The task — Please work out how many lines in the material contain "поддержки" and give only that figure.

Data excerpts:
------------------------------------------------------------------------

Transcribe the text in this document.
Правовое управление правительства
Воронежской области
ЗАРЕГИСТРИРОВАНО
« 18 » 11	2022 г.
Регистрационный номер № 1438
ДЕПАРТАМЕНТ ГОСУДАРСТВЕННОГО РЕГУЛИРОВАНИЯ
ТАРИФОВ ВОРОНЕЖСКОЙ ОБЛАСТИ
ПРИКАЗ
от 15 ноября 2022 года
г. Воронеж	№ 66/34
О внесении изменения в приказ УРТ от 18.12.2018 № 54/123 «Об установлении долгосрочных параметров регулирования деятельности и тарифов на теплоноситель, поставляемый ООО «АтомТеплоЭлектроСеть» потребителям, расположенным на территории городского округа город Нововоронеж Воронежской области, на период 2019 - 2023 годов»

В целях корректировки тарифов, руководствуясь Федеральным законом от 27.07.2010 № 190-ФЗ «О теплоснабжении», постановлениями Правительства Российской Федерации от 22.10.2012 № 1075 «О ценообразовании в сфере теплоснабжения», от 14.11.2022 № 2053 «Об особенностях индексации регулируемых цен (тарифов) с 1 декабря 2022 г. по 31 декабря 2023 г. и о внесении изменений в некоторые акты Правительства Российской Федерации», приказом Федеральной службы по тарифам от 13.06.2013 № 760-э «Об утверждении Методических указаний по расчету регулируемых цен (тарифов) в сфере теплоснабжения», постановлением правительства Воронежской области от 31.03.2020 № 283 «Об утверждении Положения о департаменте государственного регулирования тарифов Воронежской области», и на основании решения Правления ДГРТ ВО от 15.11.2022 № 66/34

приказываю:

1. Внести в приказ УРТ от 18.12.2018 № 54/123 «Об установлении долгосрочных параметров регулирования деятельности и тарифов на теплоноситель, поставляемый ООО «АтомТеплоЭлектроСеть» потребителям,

------------------------------------------------------------------------

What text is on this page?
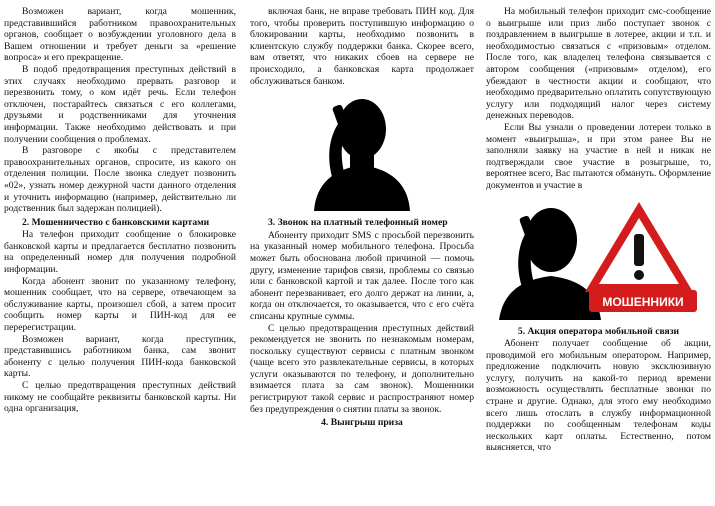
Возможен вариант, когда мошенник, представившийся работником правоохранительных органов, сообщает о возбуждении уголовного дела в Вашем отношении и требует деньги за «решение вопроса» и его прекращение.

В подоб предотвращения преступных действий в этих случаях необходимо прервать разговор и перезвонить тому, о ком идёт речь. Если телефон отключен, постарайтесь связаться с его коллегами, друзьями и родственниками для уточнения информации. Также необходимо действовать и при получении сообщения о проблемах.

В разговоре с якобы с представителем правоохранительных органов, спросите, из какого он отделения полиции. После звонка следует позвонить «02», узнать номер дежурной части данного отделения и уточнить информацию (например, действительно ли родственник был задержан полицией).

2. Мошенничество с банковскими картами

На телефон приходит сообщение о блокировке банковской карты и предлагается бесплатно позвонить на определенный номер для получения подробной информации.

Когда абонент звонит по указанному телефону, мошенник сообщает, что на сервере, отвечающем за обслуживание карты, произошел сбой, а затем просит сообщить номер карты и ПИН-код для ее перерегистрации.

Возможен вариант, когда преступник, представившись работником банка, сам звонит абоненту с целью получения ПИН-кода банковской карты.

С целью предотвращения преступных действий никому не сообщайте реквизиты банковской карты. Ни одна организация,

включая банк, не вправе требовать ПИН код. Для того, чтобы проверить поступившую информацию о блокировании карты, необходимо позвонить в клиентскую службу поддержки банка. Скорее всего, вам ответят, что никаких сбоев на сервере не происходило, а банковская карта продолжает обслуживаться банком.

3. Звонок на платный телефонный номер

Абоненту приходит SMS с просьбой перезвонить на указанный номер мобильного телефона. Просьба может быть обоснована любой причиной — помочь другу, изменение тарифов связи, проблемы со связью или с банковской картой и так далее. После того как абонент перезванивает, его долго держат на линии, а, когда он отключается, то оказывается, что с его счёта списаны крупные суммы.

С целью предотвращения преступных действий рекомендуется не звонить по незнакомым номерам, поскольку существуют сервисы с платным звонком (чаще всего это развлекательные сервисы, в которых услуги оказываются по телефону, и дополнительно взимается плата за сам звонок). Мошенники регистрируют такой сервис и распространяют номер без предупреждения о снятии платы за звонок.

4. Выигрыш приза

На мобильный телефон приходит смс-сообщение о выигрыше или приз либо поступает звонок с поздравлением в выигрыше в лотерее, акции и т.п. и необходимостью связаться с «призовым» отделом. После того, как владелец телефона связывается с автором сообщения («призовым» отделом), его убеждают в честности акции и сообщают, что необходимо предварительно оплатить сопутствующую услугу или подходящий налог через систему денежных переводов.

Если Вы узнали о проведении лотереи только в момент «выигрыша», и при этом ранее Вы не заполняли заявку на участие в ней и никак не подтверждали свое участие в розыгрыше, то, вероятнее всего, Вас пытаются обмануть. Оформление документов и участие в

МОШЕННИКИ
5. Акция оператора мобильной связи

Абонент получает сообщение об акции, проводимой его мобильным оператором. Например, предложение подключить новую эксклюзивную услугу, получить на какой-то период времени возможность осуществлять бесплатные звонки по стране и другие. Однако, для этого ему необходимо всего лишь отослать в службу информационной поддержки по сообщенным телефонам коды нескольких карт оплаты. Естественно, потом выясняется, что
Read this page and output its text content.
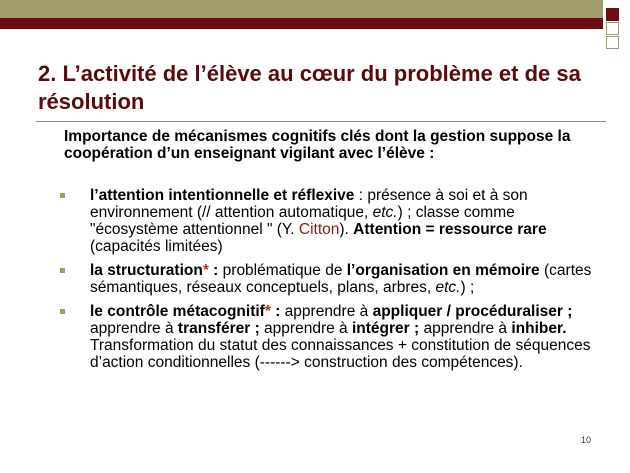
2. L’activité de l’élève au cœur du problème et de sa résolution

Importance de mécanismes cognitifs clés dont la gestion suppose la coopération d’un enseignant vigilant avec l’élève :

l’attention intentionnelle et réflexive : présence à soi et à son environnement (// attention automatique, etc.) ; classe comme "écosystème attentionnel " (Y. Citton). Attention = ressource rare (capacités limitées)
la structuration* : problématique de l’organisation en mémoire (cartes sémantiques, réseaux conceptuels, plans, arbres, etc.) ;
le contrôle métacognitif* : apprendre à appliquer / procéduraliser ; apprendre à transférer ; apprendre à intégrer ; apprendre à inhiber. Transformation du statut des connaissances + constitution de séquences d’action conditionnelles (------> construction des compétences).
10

------------------------------------------------------------------------

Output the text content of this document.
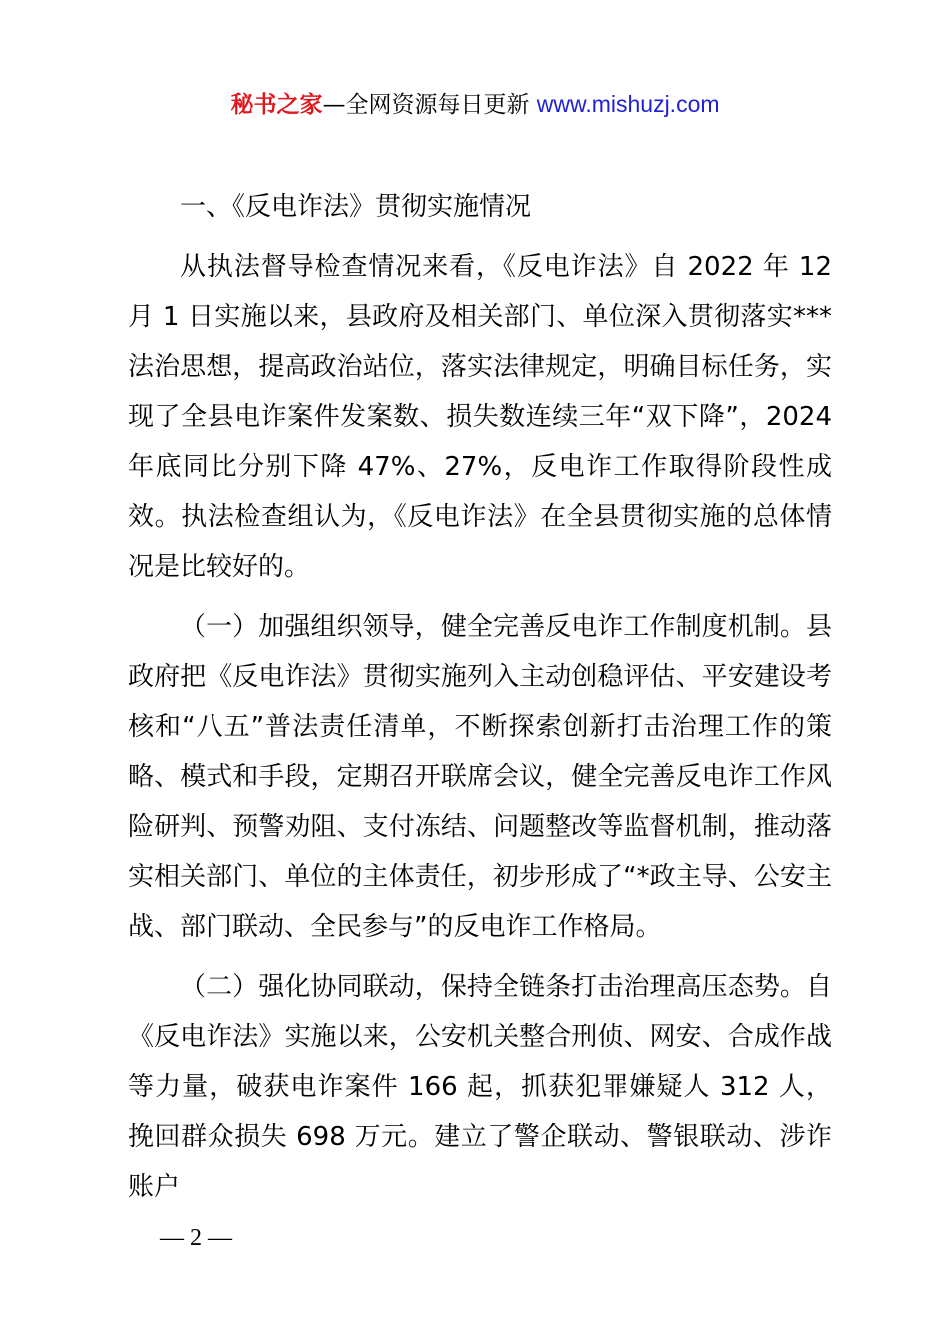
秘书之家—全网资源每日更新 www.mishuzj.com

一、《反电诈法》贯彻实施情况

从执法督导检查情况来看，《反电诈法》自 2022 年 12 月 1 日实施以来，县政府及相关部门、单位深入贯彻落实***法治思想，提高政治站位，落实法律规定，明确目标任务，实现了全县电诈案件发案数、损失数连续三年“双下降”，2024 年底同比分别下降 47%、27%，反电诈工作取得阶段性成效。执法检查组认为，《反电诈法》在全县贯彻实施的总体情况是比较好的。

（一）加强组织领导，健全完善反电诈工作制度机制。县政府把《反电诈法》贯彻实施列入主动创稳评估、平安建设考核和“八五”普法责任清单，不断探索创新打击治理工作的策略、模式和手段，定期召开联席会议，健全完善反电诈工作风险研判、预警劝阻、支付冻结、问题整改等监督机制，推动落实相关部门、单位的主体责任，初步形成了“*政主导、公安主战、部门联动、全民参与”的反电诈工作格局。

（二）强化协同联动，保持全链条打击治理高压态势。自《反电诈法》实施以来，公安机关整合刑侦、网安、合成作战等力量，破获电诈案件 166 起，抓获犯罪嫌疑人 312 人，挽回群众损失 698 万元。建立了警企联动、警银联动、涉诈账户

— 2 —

------------------------------------------------------------------------

Correct response — 2